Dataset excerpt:
┌──
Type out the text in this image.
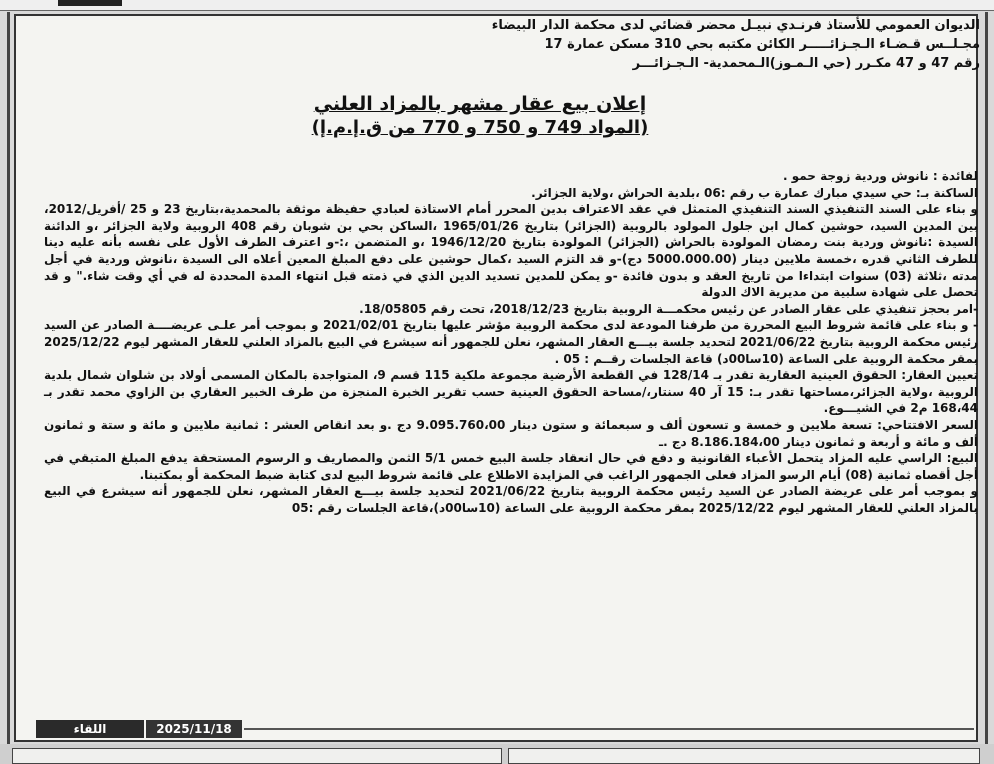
الديوان العمومي للأستاذ فرنـدي نبيـل محضر قضائي لدى محكمة الدار البيضاء
مجـلــس قـضـاء الـجـزائـــــر الكائن مكتبه بحي 310 مسكن عمارة 17
رقم 47 و 47 مكـرر (حي الـمـوز)الـمحمدية- الـجـزائـــر
إعلان بيع عقار مشهر بالمزاد العلني
(المواد 749 و 750 و 770 من ق.إ.م.إ)

لفائدة : نانوش وردية زوجة حمو .

الساكنة بـ: حي سيدي مبارك عمارة ب رقم :06 ،بلدية الحراش ،ولاية الجزائر.

و بناء على السند التنفيذي السند التنفيذي المتمثل في عقد الاعتراف بدين المحرر أمام الاستاذة لعبادي حفيظة موثقة بالمحمدية،بتاريخ 23 و 25 /أفريل/2012، بين المدين السيد، حوشين كمال ابن جلول المولود بالروبية (الجزائر) بتاريخ 1965/01/26 ،الساكن بحي بن شوبان رقم 408 الروبية ولاية الجزائر ،و الدائنة السيدة :نانوش وردية بنت رمضان المولودة بالحراش (الجزائر) المولودة بتاريخ 1946/12/20 ،و المتضمن ،:-و اعترف الطرف الأول على نفسه بأنه عليه دينا للطرف الثاني قدره ،خمسة ملايين دينار (5000.000.00 دج)-و قد التزم السيد ،كمال حوشين على دفع المبلغ المعين أعلاه الى السيدة ،نانوش وردية في أجل مدته ،ثلاثة (03) سنوات ابتداءا من تاريخ العقد و بدون فائدة -و يمكن للمدين تسديد الدين الذي في ذمته قبل انتهاء المدة المحددة له في أي وقت شاء." و قد تحصل على شهادة سلبية من مديرية الاك الدولة

-امر بحجز تنفيذي على عقار الصادر عن رئيس محكمـــة الروبية بتاريخ 2018/12/23، تحت رقم 18/05805.

- و بناء على قائمة شروط البيع المحررة من طرفنا المودعة لدى محكمة الروبية مؤشر عليها بتاريخ 2021/02/01 و بموجب أمر علـى عريضــــة الصادر عن السيد رئيس محكمة الروبية بتاريخ 2021/06/22 لتحديد جلسة بيـــع العقار المشهر، نعلن للجمهور أنه سيشرع في البيع بالمزاد العلني للعقار المشهر ليوم 2025/12/22 بمقر محكمة الروبية على الساعة (10سا00د) قاعة الجلسات رقــم : 05 .

تعيين العقار: الحقوق العينية العقارية تقدر بـ 128/14 في القطعة الأرضية مجموعة ملكية 115 قسم 9، المتواجدة بالمكان المسمى أولاد بن شلوان شمال بلدية الروبية ،ولاية الجزائر،مساحتها تقدر بـ: 15 آر 40 سنتار،/مساحة الحقوق العينية حسب تقرير الخبرة المنجزة من طرف الخبير العقاري بن الزاوي محمد تقدر بـ 168،44 م2 في الشيـــوع.

السعر الافتتاحي: تسعة ملايين و خمسة و تسعون ألف و سبعمائة و ستون دينار 9.095.760،00 دج .و بعد انقاص العشر : ثمانية ملايين و مائة و ستة و ثمانون ألف و مائة و أربعة و ثمانون دينار 8.186.184،00 دج .ـ

البيع: الراسي عليه المزاد يتحمل الأعباء القانونية و دفع في حال انعقاد جلسة البيع خمس 5/1 الثمن والمصاريف و الرسوم المستحقة يدفع المبلغ المتبقي في أجل أقصاه ثمانية (08) أيام الرسو المزاد فعلى الجمهور الراغب في المزايدة الاطلاع على قائمة شروط البيع لدى كتابة ضبط المحكمة أو بمكتبنا.

و بموجب أمر على عريضة الصادر عن السيد رئيس محكمة الروبية بتاريخ 2021/06/22 لتحديد جلسة بيـــع العقار المشهر، نعلن للجمهور أنه سيشرع في البيع بالمزاد العلني للعقار المشهر ليوم 2025/12/22 بمقر محكمة الروبية على الساعة (10سا00د)،قاعة الجلسات رقم :05

اللقاء	2025/11/18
└──
EXERCISE:
Transcribe the whole listing, character for character, but not its images.

ANSWER FOR THIS EXERCISE:
Type out the text in this image.
الديوان العمومي للأستاذ فرنـدي نبيـل محضر قضائي لدى محكمة الدار البيضاء
مجـلــس قـضـاء الـجـزائـــــر الكائن مكتبه بحي 310 مسكن عمارة 17
رقم 47 و 47 مكـرر (حي الـمـوز)الـمحمدية- الـجـزائـــر
إعلان بيع عقار مشهر بالمزاد العلني
(المواد 749 و 750 و 770 من ق.إ.م.إ)

لفائدة : نانوش وردية زوجة حمو .

الساكنة بـ: حي سيدي مبارك عمارة ب رقم :06 ،بلدية الحراش ،ولاية الجزائر.

و بناء على السند التنفيذي السند التنفيذي المتمثل في عقد الاعتراف بدين المحرر أمام الاستاذة لعبادي حفيظة موثقة بالمحمدية،بتاريخ 23 و 25 /أفريل/2012، بين المدين السيد، حوشين كمال ابن جلول المولود بالروبية (الجزائر) بتاريخ 1965/01/26 ،الساكن بحي بن شوبان رقم 408 الروبية ولاية الجزائر ،و الدائنة السيدة :نانوش وردية بنت رمضان المولودة بالحراش (الجزائر) المولودة بتاريخ 1946/12/20 ،و المتضمن ،:-و اعترف الطرف الأول على نفسه بأنه عليه دينا للطرف الثاني قدره ،خمسة ملايين دينار (5000.000.00 دج)-و قد التزم السيد ،كمال حوشين على دفع المبلغ المعين أعلاه الى السيدة ،نانوش وردية في أجل مدته ،ثلاثة (03) سنوات ابتداءا من تاريخ العقد و بدون فائدة -و يمكن للمدين تسديد الدين الذي في ذمته قبل انتهاء المدة المحددة له في أي وقت شاء." و قد تحصل على شهادة سلبية من مديرية الاك الدولة

-امر بحجز تنفيذي على عقار الصادر عن رئيس محكمـــة الروبية بتاريخ 2018/12/23، تحت رقم 18/05805.

- و بناء على قائمة شروط البيع المحررة من طرفنا المودعة لدى محكمة الروبية مؤشر عليها بتاريخ 2021/02/01 و بموجب أمر علـى عريضــــة الصادر عن السيد رئيس محكمة الروبية بتاريخ 2021/06/22 لتحديد جلسة بيـــع العقار المشهر، نعلن للجمهور أنه سيشرع في البيع بالمزاد العلني للعقار المشهر ليوم 2025/12/22 بمقر محكمة الروبية على الساعة (10سا00د) قاعة الجلسات رقــم : 05 .

تعيين العقار: الحقوق العينية العقارية تقدر بـ 128/14 في القطعة الأرضية مجموعة ملكية 115 قسم 9، المتواجدة بالمكان المسمى أولاد بن شلوان شمال بلدية الروبية ،ولاية الجزائر،مساحتها تقدر بـ: 15 آر 40 سنتار،/مساحة الحقوق العينية حسب تقرير الخبرة المنجزة من طرف الخبير العقاري بن الزاوي محمد تقدر بـ 168،44 م2 في الشيـــوع.

السعر الافتتاحي: تسعة ملايين و خمسة و تسعون ألف و سبعمائة و ستون دينار 9.095.760،00 دج .و بعد انقاص العشر : ثمانية ملايين و مائة و ستة و ثمانون ألف و مائة و أربعة و ثمانون دينار 8.186.184،00 دج .ـ

البيع: الراسي عليه المزاد يتحمل الأعباء القانونية و دفع في حال انعقاد جلسة البيع خمس 5/1 الثمن والمصاريف و الرسوم المستحقة يدفع المبلغ المتبقي في أجل أقصاه ثمانية (08) أيام الرسو المزاد فعلى الجمهور الراغب في المزايدة الاطلاع على قائمة شروط البيع لدى كتابة ضبط المحكمة أو بمكتبنا.

و بموجب أمر على عريضة الصادر عن السيد رئيس محكمة الروبية بتاريخ 2021/06/22 لتحديد جلسة بيـــع العقار المشهر، نعلن للجمهور أنه سيشرع في البيع بالمزاد العلني للعقار المشهر ليوم 2025/12/22 بمقر محكمة الروبية على الساعة (10سا00د)،قاعة الجلسات رقم :05

اللقاء	2025/11/18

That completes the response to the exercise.